## Short exercise:
In the data below, find every line that has the string "SAPlpd", and copy it.

## Stored data:
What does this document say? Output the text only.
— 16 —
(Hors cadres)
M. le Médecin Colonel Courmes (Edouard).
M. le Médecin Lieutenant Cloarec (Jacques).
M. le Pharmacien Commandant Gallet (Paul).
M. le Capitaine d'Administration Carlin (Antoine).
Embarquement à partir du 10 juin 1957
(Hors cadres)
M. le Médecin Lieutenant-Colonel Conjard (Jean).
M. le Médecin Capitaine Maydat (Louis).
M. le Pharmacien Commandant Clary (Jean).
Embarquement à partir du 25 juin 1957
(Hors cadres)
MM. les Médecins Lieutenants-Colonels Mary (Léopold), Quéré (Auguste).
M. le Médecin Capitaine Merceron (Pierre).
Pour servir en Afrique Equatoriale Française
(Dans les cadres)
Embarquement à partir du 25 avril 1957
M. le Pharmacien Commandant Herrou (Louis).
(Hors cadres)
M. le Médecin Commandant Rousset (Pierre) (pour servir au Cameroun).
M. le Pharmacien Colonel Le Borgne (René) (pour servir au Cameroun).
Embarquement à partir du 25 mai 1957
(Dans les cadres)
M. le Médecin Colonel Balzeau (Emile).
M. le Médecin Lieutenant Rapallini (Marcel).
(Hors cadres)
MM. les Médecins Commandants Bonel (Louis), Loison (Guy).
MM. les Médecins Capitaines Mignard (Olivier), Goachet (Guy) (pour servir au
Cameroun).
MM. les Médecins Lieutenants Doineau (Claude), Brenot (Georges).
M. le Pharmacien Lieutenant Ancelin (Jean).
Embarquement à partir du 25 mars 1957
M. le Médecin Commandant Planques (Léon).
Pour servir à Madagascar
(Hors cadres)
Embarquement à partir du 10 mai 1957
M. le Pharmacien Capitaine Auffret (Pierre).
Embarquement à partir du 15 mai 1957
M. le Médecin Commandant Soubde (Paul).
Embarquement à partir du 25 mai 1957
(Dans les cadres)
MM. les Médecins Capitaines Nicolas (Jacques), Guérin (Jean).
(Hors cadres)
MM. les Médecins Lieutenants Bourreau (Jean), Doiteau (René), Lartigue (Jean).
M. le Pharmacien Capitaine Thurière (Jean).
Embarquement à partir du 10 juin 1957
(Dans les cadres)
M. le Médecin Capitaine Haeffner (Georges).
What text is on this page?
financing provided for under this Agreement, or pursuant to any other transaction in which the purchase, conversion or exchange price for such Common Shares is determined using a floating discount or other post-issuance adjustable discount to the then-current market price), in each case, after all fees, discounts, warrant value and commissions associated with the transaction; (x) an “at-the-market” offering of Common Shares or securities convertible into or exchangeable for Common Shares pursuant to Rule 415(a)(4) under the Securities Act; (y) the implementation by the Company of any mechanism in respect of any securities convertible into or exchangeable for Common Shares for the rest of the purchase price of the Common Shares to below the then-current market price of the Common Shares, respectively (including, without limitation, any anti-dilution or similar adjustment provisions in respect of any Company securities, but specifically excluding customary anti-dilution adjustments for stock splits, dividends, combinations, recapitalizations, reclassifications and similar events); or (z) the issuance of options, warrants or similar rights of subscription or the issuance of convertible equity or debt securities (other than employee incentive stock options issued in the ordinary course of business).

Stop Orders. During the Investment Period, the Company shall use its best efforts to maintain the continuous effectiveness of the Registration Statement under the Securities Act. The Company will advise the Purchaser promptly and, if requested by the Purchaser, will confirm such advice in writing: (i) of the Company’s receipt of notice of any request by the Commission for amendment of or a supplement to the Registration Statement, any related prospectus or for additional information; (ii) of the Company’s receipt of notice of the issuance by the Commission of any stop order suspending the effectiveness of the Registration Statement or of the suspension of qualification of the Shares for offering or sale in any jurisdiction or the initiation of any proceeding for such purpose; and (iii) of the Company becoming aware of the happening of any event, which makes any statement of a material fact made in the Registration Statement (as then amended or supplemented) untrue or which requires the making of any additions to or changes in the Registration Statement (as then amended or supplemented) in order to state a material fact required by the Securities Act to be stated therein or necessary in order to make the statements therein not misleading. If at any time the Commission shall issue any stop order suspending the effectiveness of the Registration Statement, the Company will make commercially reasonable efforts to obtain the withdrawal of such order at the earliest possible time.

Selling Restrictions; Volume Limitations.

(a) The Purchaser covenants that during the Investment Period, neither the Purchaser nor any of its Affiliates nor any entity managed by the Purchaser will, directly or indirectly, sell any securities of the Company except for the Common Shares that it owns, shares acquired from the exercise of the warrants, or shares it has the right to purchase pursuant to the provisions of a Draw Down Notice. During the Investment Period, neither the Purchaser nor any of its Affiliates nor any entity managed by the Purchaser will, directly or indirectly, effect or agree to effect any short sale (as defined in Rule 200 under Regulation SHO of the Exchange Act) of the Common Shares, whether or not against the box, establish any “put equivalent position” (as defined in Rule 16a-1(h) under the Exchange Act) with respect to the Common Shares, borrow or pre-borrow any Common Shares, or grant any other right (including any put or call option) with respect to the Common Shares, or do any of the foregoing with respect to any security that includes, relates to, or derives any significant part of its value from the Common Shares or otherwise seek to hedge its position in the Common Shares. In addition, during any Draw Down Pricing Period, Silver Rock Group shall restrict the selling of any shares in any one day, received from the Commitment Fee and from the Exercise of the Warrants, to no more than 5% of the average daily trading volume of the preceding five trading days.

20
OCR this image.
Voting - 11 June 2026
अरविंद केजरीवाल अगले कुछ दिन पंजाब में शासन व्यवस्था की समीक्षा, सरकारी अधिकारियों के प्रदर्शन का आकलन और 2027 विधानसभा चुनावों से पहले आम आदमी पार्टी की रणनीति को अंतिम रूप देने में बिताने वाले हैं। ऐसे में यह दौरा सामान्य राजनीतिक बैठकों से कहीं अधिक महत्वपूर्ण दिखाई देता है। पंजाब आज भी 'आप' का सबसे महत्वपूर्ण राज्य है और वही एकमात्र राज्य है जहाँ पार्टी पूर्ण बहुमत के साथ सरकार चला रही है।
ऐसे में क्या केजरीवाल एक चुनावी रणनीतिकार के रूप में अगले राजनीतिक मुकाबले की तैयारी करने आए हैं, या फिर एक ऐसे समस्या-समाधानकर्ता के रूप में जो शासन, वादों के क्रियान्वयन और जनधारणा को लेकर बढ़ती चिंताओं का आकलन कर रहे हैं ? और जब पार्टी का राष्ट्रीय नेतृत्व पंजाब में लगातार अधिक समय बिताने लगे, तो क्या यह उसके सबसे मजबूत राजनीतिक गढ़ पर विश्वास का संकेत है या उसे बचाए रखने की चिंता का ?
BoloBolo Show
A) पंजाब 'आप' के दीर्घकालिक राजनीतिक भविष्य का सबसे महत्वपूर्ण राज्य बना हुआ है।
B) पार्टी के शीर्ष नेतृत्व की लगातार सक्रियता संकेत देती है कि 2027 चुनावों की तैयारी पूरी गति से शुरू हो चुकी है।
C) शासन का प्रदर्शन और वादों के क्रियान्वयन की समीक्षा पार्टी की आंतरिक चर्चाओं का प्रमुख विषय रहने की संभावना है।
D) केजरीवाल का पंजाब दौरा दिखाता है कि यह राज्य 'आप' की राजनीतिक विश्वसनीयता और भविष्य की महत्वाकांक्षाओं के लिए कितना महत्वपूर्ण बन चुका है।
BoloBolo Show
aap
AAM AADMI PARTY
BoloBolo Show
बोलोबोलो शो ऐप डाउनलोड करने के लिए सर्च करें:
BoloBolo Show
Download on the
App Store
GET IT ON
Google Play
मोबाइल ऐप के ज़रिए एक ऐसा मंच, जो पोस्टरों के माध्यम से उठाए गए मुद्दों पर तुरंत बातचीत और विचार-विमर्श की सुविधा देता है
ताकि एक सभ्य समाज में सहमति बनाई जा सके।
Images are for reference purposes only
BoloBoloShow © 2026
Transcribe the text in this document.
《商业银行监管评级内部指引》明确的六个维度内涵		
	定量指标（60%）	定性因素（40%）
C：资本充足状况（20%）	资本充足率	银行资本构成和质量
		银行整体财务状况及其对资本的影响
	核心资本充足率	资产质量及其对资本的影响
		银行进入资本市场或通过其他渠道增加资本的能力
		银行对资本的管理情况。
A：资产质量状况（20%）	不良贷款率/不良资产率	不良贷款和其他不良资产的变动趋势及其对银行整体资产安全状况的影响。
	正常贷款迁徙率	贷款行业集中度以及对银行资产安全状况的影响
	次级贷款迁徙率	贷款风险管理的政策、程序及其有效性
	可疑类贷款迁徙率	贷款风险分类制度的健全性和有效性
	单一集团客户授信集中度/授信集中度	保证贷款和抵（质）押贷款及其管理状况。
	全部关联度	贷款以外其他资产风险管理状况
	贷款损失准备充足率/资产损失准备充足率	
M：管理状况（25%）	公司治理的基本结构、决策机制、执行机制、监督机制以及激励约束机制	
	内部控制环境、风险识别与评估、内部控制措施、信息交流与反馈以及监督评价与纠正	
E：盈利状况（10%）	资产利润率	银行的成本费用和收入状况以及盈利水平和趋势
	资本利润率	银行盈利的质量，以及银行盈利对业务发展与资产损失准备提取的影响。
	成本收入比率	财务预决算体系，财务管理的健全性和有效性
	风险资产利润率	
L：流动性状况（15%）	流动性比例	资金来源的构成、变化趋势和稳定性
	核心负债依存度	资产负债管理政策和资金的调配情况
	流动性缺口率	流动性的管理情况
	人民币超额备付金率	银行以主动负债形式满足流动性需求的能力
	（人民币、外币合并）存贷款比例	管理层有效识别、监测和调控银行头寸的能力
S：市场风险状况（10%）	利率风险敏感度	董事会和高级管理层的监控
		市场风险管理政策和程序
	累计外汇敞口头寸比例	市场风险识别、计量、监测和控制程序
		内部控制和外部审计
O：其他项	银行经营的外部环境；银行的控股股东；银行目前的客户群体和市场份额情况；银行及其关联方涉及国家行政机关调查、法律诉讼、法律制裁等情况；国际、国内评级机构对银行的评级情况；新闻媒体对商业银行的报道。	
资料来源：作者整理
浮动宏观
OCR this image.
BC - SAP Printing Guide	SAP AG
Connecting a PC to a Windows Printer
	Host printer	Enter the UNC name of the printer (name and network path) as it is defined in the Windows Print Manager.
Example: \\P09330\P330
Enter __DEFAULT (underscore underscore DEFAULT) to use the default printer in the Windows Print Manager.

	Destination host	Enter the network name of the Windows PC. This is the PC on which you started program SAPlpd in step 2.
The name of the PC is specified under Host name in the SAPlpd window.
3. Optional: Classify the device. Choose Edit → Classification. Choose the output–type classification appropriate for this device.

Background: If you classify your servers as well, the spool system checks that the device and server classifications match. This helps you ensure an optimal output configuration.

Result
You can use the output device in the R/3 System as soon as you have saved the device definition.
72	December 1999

## Solution to this problem:
	Destination host	Enter the network name of the Windows PC. This is the PC on which you started program SAPlpd in step 2.
The name of the PC is specified under Host name in the SAPlpd window.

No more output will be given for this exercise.